[Dataset rows]
*****

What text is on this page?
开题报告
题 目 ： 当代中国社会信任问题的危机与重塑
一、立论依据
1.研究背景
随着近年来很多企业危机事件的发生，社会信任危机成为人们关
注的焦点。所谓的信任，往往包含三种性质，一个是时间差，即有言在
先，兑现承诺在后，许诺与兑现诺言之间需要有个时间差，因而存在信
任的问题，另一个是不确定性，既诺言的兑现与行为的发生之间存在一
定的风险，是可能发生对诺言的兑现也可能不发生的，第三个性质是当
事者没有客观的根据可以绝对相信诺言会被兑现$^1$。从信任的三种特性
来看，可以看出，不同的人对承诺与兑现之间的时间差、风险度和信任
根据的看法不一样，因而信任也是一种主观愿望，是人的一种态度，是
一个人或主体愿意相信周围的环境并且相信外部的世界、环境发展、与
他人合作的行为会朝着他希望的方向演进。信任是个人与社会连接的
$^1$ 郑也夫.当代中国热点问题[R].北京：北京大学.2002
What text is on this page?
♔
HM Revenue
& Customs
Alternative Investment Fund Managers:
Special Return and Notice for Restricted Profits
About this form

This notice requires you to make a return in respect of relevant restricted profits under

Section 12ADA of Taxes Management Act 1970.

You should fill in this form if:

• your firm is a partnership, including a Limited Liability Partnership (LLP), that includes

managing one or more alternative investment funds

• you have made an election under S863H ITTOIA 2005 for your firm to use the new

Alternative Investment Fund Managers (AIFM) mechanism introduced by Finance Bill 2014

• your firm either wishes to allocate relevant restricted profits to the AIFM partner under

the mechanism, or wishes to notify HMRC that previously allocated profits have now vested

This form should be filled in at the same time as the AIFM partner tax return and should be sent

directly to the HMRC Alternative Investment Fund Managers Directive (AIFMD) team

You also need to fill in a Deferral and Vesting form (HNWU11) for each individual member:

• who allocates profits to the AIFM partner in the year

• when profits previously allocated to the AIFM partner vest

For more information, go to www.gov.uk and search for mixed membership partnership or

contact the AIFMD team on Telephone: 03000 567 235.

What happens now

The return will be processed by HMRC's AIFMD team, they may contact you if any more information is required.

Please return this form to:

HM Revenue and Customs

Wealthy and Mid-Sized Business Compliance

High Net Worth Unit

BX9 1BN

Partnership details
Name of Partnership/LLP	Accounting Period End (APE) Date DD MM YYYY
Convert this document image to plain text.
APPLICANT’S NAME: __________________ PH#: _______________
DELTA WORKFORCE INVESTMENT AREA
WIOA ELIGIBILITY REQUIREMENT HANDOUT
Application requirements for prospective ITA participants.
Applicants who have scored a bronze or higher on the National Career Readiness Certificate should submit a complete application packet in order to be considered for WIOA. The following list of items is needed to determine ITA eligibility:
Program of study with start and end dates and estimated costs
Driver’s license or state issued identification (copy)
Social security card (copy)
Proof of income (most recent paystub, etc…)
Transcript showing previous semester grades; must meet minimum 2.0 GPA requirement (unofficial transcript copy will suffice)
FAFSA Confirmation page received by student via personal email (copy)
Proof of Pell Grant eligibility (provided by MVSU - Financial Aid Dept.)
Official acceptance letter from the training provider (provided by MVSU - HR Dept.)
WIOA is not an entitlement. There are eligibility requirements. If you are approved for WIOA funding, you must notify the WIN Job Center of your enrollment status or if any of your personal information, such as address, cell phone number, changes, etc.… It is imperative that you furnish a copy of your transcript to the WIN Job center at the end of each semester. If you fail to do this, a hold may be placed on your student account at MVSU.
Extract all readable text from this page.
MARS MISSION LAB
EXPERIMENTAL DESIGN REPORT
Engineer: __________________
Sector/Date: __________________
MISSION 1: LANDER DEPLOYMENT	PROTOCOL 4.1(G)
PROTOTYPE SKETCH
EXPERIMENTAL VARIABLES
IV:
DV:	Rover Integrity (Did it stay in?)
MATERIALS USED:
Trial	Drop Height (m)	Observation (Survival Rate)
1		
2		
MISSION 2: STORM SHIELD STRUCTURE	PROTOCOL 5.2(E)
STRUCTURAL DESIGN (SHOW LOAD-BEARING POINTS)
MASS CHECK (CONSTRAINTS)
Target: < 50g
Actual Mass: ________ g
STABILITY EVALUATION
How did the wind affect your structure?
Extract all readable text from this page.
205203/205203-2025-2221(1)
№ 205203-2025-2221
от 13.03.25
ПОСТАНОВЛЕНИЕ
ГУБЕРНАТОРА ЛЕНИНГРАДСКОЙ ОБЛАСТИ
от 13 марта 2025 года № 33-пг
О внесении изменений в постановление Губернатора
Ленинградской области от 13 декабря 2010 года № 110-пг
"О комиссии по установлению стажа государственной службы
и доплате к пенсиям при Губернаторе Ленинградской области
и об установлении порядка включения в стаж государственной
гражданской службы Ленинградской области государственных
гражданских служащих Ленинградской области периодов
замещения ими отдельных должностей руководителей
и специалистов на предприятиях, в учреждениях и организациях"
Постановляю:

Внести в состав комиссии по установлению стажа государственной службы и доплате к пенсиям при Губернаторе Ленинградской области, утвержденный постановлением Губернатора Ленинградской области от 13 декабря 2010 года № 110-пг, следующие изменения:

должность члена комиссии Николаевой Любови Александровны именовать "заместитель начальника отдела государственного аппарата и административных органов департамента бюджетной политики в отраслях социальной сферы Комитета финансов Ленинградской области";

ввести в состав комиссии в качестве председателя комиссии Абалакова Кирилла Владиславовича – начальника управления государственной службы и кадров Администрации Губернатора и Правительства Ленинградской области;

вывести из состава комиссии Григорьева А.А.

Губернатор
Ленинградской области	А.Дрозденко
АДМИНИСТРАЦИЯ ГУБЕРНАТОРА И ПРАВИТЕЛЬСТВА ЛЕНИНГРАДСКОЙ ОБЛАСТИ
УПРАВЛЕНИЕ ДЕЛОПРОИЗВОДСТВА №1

*****

● Problem to solve:
Of all the lines in the material above, how many contain the word "EXPERIMENTAL"? Give only the count.

● Worked answer:
2